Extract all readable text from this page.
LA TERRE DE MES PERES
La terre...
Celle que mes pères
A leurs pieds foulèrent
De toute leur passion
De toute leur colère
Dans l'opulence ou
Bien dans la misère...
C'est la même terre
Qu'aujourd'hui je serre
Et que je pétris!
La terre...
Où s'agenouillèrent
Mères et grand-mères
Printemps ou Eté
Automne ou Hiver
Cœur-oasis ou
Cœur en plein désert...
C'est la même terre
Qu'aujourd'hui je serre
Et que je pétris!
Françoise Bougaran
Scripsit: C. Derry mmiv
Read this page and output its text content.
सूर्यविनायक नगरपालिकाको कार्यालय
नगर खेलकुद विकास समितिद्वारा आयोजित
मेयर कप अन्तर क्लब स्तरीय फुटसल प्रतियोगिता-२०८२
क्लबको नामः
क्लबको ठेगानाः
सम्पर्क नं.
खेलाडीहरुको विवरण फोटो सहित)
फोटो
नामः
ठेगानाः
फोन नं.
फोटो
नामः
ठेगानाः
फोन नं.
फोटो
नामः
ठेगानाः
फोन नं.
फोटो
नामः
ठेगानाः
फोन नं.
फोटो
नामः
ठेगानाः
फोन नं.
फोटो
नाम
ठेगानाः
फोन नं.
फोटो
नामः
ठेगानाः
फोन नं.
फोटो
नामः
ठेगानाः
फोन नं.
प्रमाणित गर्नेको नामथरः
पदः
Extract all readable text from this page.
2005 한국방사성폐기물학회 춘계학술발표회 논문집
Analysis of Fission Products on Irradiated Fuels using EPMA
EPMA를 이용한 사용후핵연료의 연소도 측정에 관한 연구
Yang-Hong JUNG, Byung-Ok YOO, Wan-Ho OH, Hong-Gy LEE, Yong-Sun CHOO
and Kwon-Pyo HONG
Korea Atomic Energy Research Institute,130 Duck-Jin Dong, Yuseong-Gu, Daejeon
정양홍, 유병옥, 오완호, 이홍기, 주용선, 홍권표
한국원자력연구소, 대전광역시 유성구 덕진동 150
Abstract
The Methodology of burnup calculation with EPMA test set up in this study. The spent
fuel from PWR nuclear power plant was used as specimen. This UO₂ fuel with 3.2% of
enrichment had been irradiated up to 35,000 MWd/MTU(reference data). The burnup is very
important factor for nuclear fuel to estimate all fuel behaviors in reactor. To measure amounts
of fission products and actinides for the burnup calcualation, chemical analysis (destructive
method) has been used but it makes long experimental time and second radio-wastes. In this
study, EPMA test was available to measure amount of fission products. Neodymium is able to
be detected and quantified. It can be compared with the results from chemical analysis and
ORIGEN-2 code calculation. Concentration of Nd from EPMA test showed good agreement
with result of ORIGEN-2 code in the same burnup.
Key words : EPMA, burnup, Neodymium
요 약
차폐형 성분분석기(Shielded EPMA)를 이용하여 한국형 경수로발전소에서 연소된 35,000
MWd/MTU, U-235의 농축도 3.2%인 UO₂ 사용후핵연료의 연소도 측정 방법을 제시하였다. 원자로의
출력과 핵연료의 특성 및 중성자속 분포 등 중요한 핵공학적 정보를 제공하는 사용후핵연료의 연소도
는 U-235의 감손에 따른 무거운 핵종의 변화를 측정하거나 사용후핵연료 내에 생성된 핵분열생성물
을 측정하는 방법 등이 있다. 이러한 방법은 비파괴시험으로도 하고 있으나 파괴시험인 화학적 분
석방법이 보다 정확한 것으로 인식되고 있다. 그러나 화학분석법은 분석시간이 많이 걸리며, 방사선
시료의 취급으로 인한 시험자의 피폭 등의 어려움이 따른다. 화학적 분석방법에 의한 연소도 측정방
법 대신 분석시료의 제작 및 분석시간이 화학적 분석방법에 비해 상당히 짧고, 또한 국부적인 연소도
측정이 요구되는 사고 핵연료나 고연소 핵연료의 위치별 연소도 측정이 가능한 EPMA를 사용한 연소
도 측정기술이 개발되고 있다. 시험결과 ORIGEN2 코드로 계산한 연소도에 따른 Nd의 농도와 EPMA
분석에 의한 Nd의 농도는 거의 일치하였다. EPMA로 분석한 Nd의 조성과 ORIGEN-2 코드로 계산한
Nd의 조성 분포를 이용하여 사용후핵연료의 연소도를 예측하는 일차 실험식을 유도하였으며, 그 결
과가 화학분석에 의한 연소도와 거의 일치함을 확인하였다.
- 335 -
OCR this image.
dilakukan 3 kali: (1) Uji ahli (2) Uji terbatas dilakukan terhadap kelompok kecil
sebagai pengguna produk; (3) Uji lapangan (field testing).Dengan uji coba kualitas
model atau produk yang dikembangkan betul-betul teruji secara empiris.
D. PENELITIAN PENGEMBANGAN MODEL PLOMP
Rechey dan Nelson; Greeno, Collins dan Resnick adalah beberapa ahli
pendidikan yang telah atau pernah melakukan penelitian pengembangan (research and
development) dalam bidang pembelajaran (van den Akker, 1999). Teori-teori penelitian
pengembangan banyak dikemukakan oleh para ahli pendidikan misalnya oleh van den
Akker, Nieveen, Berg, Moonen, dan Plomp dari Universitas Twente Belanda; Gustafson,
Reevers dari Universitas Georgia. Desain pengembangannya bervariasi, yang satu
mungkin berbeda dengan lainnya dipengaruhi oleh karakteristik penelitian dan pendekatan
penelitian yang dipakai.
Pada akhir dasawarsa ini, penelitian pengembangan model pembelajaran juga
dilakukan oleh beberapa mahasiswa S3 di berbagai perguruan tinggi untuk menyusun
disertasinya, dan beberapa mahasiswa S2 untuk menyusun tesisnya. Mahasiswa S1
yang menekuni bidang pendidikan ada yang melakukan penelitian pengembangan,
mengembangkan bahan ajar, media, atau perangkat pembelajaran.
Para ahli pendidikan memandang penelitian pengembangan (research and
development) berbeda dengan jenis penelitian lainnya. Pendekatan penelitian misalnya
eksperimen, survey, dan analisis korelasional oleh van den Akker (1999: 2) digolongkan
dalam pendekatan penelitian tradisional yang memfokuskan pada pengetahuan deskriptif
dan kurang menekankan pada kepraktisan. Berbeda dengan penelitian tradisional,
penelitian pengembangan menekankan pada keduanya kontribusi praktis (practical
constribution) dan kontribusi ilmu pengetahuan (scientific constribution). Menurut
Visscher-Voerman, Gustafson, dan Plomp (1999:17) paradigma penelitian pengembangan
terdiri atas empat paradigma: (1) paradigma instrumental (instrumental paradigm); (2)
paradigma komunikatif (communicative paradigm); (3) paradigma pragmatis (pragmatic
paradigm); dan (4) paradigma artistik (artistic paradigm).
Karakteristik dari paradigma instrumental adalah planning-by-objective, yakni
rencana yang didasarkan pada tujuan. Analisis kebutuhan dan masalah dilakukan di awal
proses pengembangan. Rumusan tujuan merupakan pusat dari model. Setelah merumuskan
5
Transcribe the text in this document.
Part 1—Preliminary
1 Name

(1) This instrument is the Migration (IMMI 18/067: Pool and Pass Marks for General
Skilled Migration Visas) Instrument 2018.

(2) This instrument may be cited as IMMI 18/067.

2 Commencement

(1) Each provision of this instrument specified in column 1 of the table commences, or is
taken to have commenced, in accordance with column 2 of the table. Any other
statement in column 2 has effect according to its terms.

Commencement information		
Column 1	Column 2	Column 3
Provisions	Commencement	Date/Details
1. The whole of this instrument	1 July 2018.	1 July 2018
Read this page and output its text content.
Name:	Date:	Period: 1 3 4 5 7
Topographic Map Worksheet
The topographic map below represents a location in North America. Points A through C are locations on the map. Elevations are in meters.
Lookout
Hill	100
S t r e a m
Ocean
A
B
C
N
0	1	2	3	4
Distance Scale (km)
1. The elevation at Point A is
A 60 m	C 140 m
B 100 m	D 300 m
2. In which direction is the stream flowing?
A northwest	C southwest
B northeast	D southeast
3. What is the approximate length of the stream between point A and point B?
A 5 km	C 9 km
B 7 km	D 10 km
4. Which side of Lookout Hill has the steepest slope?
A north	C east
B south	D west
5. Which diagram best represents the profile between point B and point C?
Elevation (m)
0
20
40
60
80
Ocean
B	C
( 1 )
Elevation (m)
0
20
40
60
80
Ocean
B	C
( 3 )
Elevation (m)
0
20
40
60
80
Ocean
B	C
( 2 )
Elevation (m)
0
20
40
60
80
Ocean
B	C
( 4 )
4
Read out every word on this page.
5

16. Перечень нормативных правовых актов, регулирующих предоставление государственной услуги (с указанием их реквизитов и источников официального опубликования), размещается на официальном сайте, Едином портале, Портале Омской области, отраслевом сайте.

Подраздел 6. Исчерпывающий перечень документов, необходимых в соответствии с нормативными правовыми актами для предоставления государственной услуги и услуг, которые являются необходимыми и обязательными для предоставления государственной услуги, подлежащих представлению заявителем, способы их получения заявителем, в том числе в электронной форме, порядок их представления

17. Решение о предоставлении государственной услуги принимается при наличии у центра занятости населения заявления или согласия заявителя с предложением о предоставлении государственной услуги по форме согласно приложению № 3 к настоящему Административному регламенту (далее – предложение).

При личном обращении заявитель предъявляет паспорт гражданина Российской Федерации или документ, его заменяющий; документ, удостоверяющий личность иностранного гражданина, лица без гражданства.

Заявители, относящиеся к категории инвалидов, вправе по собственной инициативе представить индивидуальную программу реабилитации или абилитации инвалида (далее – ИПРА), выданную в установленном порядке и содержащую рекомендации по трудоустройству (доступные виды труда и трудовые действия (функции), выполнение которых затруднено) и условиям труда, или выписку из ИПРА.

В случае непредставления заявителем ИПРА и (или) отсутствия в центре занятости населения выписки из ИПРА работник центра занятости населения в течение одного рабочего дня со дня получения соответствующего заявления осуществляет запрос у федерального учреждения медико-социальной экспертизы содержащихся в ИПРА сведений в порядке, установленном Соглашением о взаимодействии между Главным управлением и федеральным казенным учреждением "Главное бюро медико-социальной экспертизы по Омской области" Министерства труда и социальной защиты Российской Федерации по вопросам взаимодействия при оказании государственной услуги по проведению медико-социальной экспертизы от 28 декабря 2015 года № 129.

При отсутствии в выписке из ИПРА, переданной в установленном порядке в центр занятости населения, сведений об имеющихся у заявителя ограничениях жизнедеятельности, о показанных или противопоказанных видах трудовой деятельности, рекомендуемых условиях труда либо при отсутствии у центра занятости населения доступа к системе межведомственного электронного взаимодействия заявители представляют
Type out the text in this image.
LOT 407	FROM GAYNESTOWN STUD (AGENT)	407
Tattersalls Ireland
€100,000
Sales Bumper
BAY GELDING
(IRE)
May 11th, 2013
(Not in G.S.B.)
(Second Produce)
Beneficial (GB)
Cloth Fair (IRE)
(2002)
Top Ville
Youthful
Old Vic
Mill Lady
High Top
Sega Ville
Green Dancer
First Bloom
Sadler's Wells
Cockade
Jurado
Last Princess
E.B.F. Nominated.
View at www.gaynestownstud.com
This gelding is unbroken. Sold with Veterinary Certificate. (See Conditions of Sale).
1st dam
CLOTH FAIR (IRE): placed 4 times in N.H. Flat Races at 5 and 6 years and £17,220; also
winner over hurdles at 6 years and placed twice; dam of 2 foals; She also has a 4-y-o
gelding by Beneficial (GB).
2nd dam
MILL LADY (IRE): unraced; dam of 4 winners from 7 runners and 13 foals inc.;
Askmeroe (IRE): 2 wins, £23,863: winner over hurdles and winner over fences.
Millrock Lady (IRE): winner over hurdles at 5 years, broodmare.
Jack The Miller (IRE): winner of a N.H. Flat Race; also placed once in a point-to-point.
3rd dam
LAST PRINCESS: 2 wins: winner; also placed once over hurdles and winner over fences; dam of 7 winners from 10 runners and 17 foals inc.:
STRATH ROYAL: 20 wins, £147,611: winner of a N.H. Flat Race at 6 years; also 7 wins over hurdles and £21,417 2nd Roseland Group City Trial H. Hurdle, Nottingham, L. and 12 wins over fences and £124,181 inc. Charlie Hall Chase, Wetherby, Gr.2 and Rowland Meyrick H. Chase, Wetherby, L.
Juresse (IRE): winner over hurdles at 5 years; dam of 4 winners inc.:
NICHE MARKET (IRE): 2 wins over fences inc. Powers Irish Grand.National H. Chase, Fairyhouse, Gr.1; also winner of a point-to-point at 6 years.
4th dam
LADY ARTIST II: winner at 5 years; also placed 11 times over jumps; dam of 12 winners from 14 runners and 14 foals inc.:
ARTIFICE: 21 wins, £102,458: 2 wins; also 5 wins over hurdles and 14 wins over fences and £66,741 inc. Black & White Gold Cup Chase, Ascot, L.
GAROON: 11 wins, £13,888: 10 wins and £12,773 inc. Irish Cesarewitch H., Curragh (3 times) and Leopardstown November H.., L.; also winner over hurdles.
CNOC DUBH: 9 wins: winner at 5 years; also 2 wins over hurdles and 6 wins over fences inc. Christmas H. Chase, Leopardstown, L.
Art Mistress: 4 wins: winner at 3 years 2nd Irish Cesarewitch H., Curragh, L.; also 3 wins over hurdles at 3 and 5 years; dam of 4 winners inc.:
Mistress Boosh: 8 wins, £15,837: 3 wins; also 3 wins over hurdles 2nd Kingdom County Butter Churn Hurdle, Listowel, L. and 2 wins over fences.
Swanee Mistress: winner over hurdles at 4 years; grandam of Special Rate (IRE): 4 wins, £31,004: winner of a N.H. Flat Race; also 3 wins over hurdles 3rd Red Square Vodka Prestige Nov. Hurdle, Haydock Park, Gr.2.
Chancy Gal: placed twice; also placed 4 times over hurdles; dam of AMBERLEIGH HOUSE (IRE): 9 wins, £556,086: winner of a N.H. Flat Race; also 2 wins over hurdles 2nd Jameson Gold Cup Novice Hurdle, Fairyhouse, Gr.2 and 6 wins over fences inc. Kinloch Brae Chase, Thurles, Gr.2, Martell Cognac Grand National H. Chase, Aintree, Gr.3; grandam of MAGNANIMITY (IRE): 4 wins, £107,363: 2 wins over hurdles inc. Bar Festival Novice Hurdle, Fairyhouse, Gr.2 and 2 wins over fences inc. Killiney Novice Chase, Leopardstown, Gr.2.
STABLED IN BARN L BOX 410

◆ ◆ ◆ ◆

Written problem: Locate the word "lainnya" in the records and collect each line it appears in.

The result:
mungkin berbeda dengan lainnya dipengaruhi oleh karakteristik penelitian dan pendekatan
development) berbeda dengan jenis penelitian lainnya. Pendekatan penelitian misalnya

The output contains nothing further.